LISTED ENTRIES:
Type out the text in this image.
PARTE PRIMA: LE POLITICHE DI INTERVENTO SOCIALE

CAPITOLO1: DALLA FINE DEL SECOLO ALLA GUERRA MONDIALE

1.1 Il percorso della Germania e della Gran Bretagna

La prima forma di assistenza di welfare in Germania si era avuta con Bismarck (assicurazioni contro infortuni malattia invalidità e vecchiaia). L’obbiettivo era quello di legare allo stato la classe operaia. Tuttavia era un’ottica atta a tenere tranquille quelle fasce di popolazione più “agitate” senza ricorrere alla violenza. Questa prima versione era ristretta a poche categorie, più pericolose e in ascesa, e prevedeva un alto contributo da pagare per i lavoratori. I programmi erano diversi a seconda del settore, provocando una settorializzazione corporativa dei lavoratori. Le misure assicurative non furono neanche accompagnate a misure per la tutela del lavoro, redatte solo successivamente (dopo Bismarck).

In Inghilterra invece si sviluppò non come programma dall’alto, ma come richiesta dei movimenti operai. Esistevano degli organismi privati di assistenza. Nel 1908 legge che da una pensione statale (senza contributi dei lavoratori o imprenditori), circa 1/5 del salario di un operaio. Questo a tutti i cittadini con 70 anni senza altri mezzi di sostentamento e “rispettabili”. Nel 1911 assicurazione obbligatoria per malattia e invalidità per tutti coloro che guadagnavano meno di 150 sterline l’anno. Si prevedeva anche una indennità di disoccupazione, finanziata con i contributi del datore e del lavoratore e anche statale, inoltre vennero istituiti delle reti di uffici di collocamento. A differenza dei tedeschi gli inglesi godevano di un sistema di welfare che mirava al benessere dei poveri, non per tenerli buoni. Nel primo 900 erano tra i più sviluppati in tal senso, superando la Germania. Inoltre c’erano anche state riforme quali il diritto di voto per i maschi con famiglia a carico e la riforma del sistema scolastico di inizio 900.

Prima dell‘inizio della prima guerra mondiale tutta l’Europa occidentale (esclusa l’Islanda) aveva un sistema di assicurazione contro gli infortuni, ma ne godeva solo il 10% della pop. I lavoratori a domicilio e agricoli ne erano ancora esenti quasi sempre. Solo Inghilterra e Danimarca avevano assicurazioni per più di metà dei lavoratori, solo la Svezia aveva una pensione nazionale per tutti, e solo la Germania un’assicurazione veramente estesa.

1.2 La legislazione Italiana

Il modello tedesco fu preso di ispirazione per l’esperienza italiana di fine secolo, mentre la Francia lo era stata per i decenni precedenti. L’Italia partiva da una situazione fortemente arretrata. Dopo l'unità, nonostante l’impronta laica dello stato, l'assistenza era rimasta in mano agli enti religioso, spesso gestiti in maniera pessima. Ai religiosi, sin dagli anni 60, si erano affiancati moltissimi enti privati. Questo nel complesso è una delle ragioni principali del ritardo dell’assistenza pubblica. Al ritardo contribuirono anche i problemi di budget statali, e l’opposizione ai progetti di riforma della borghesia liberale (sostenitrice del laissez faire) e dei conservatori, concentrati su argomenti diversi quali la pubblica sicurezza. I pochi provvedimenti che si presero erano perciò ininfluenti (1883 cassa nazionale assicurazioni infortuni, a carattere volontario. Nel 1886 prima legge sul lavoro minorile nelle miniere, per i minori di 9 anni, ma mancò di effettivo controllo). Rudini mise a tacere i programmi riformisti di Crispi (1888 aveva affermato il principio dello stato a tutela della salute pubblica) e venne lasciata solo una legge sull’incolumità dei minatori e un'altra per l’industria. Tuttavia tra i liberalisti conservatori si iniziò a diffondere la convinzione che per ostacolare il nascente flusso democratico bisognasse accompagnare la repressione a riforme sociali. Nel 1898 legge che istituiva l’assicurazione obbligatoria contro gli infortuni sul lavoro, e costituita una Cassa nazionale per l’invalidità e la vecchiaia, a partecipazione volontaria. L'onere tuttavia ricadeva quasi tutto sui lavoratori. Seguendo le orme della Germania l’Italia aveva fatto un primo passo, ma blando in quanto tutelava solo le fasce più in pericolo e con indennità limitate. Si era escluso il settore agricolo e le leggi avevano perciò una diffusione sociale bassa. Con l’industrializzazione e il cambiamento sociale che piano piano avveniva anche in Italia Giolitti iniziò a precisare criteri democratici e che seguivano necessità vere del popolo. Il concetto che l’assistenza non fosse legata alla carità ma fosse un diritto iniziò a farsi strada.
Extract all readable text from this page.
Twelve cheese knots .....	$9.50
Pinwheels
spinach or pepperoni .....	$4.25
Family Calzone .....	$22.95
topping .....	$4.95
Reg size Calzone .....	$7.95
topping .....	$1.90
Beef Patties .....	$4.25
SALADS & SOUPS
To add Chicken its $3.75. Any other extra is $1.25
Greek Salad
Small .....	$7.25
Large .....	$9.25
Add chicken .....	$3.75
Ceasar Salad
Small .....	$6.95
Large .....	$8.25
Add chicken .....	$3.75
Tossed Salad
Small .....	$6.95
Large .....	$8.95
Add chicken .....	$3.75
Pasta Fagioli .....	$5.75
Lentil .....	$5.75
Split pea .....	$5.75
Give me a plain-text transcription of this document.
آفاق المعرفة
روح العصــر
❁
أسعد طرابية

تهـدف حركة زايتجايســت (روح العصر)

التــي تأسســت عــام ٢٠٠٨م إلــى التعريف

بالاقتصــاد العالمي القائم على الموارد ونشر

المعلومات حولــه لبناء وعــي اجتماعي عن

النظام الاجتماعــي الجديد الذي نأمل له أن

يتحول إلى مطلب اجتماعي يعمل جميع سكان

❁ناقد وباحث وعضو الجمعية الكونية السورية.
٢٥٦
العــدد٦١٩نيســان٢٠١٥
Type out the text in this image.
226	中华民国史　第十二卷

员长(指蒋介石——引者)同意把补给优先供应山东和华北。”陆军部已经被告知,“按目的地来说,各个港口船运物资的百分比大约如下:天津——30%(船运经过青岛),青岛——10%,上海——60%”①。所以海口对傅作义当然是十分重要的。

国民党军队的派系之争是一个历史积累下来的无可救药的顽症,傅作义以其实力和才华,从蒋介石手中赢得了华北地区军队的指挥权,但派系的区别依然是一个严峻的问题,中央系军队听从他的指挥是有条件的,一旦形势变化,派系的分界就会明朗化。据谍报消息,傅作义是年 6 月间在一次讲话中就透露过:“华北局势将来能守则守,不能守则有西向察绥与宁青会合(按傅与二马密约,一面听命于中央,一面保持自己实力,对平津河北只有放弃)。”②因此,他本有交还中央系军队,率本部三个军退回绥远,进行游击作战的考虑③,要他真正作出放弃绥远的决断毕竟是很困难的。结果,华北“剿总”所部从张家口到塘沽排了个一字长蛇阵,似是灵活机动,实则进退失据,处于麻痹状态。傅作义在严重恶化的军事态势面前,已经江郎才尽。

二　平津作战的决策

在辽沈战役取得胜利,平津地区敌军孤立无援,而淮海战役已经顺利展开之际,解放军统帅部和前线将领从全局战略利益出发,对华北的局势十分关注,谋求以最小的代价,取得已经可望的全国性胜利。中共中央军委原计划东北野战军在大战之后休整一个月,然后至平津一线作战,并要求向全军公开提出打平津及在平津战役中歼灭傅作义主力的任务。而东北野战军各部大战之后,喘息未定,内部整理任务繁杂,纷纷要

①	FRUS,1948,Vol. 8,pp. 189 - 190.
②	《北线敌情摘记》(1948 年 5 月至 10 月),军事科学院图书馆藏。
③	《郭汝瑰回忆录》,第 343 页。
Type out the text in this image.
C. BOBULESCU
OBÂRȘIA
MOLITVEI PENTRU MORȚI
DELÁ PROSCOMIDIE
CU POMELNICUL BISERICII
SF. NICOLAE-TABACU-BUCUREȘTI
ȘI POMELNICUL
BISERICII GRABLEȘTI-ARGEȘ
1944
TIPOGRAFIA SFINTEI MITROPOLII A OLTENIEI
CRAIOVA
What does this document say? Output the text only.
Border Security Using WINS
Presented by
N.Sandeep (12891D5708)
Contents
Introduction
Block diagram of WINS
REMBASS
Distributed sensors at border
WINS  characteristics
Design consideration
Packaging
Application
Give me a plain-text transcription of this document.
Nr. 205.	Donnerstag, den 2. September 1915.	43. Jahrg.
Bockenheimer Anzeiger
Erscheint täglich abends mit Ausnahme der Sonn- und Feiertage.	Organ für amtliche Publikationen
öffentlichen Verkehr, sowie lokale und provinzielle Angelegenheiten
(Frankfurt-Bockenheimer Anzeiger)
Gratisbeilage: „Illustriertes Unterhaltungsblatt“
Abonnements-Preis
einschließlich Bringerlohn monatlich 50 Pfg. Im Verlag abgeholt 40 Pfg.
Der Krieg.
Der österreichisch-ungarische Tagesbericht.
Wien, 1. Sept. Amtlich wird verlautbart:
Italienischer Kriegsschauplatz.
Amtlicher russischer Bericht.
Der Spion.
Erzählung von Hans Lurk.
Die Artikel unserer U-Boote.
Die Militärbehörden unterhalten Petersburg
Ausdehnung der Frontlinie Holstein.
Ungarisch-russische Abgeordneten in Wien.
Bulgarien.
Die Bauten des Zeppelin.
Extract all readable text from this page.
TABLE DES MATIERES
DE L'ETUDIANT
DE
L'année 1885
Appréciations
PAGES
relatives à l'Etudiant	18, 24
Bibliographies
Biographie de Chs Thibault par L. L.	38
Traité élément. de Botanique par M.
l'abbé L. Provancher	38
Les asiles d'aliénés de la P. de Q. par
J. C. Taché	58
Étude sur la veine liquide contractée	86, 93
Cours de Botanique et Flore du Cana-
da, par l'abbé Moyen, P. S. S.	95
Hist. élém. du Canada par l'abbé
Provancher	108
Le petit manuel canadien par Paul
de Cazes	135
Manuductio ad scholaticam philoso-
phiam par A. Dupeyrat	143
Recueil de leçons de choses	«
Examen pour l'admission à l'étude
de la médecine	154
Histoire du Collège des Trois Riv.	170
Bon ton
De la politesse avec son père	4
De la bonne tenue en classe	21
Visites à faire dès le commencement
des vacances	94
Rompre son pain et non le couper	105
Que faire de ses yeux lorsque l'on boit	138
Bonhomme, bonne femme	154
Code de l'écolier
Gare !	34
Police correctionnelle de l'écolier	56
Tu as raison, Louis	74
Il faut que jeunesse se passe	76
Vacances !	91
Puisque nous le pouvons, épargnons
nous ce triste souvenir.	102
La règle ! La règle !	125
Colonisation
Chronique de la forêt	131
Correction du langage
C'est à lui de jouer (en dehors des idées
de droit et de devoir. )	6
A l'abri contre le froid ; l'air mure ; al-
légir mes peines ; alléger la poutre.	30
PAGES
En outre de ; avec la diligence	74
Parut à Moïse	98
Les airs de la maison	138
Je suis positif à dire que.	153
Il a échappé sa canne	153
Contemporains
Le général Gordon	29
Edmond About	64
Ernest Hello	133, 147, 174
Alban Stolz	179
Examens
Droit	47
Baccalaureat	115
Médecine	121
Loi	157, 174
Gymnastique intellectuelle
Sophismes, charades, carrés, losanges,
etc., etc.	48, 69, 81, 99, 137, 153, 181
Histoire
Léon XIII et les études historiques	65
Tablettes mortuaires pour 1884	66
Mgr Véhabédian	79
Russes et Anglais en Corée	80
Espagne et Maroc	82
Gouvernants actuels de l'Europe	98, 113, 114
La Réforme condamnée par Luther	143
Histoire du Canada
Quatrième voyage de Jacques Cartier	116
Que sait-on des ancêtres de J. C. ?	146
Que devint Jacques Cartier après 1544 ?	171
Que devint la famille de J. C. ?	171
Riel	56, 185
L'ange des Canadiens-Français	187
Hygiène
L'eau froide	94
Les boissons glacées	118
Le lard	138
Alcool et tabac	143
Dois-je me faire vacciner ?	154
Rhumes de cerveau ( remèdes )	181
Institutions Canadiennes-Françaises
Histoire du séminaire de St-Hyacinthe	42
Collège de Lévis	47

REQUIRED WORK: Of the lines in the data, how many contain the word "inizio"? Provide the number and nothing further.

EXERCISE SOLUTION: 2